● **Given problem**
Give the number of lines in the records below that include "Todos", and nothing more.
■ ■ ■ ■
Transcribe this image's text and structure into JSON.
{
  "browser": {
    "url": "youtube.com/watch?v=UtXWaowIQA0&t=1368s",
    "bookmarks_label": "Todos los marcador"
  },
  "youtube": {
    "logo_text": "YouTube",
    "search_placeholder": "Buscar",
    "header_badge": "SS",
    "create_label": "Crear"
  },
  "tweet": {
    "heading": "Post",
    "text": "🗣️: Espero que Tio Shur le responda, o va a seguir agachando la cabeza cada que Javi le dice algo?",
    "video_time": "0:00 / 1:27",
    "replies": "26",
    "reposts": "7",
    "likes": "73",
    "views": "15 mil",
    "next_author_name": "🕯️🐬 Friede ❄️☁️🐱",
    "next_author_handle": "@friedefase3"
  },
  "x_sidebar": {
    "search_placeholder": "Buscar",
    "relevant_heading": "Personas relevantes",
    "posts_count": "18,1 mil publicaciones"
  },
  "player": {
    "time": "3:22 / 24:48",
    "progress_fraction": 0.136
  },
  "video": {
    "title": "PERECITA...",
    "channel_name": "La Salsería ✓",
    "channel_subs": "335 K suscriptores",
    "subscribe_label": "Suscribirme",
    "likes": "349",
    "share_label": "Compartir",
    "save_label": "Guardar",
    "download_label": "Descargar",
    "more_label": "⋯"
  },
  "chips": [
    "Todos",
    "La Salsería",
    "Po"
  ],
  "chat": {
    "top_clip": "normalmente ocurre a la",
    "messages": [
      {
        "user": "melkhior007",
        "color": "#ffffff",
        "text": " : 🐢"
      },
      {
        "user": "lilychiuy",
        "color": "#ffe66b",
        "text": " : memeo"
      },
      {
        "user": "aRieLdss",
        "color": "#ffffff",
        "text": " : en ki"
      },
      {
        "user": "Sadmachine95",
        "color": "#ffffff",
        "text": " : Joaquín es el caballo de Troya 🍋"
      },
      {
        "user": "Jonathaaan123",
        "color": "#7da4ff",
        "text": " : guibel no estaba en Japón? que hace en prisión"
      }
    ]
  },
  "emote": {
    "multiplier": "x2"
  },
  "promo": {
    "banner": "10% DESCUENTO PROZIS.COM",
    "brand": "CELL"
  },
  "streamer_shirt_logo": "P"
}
■ ■ ■ ■
● **Worked answer**
2